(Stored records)
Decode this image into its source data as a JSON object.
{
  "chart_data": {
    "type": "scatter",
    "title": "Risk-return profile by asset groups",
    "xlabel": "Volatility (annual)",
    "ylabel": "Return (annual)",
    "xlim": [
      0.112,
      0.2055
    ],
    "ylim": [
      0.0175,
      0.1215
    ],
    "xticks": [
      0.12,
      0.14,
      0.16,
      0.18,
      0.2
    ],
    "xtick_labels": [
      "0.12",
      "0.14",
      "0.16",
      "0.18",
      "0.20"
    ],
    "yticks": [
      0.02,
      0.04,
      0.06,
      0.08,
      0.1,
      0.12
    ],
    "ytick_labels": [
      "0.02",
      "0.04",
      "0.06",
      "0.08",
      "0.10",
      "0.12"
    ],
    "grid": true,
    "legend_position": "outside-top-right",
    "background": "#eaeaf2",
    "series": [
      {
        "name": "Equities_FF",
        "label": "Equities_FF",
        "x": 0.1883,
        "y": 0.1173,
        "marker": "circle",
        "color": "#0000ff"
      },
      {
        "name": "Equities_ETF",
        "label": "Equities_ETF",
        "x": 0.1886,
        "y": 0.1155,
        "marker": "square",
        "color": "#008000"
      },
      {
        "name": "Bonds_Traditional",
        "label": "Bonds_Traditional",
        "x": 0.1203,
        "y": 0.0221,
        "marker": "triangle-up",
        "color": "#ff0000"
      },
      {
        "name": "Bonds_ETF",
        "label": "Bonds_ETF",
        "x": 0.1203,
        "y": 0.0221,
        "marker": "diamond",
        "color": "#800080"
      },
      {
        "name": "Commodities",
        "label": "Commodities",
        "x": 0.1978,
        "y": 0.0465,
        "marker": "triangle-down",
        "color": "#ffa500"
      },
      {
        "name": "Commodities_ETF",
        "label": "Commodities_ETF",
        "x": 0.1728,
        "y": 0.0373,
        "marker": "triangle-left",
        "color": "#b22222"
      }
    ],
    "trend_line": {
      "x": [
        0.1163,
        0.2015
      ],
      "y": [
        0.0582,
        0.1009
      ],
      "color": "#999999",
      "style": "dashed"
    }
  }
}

» Request:
Using the listing, copy every line where the word "annual" shows up.

» Output below:
    "xlabel": "Volatility (annual)",
    "ylabel": "Return (annual)",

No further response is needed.